[Extracted data entries]
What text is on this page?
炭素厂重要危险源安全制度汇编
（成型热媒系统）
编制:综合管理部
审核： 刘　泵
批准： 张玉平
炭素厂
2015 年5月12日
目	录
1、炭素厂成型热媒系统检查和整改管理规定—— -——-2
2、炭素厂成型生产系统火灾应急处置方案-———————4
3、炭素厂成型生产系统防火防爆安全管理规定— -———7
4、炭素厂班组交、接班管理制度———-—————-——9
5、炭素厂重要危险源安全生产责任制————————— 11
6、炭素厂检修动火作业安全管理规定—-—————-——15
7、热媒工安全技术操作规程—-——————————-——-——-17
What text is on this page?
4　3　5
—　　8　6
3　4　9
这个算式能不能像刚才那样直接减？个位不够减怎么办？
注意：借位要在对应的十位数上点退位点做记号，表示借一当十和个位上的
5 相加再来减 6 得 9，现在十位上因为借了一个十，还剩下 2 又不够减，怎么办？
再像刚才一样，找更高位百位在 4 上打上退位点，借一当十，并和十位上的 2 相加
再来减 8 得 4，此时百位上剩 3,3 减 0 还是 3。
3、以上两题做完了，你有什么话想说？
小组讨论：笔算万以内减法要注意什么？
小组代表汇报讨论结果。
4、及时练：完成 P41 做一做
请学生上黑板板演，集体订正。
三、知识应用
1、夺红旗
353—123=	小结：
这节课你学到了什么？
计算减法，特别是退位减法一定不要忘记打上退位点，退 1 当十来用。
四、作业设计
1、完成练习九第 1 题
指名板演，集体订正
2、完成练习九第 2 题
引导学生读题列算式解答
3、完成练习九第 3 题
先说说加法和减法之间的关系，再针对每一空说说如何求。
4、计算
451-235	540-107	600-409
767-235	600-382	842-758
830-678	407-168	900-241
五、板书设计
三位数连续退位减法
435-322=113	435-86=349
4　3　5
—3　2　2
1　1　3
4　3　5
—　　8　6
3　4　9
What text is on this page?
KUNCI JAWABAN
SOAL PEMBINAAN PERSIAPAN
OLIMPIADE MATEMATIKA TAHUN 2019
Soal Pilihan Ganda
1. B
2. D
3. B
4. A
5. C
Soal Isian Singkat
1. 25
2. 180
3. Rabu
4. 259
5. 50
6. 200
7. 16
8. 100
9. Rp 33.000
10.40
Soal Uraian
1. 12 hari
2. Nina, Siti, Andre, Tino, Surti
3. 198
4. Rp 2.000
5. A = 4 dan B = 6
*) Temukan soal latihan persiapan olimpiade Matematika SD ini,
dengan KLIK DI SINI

Exercise brief
Output the full listing without altering anything.

The output
What text is on this page?
炭素厂重要危险源安全制度汇编
（成型热媒系统）
编制:综合管理部
审核： 刘　泵
批准： 张玉平
炭素厂
2015 年5月12日
目	录
1、炭素厂成型热媒系统检查和整改管理规定—— -——-2
2、炭素厂成型生产系统火灾应急处置方案-———————4
3、炭素厂成型生产系统防火防爆安全管理规定— -———7
4、炭素厂班组交、接班管理制度———-—————-——9
5、炭素厂重要危险源安全生产责任制————————— 11
6、炭素厂检修动火作业安全管理规定—-—————-——15
7、热媒工安全技术操作规程—-——————————-——-——-17
What text is on this page?
4　3　5
—　　8　6
3　4　9
这个算式能不能像刚才那样直接减？个位不够减怎么办？
注意：借位要在对应的十位数上点退位点做记号，表示借一当十和个位上的
5 相加再来减 6 得 9，现在十位上因为借了一个十，还剩下 2 又不够减，怎么办？
再像刚才一样，找更高位百位在 4 上打上退位点，借一当十，并和十位上的 2 相加
再来减 8 得 4，此时百位上剩 3,3 减 0 还是 3。
3、以上两题做完了，你有什么话想说？
小组讨论：笔算万以内减法要注意什么？
小组代表汇报讨论结果。
4、及时练：完成 P41 做一做
请学生上黑板板演，集体订正。
三、知识应用
1、夺红旗
353—123=	小结：
这节课你学到了什么？
计算减法，特别是退位减法一定不要忘记打上退位点，退 1 当十来用。
四、作业设计
1、完成练习九第 1 题
指名板演，集体订正
2、完成练习九第 2 题
引导学生读题列算式解答
3、完成练习九第 3 题
先说说加法和减法之间的关系，再针对每一空说说如何求。
4、计算
451-235	540-107	600-409
767-235	600-382	842-758
830-678	407-168	900-241
五、板书设计
三位数连续退位减法
435-322=113	435-86=349
4　3　5
—3　2　2
1　1　3
4　3　5
—　　8　6
3　4　9
What text is on this page?
KUNCI JAWABAN
SOAL PEMBINAAN PERSIAPAN
OLIMPIADE MATEMATIKA TAHUN 2019
Soal Pilihan Ganda
1. B
2. D
3. B
4. A
5. C
Soal Isian Singkat
1. 25
2. 180
3. Rabu
4. 259
5. 50
6. 200
7. 16
8. 100
9. Rp 33.000
10.40
Soal Uraian
1. 12 hari
2. Nina, Siti, Andre, Tino, Surti
3. 198
4. Rp 2.000
5. A = 4 dan B = 6
*) Temukan soal latihan persiapan olimpiade Matematika SD ini,
dengan KLIK DI SINI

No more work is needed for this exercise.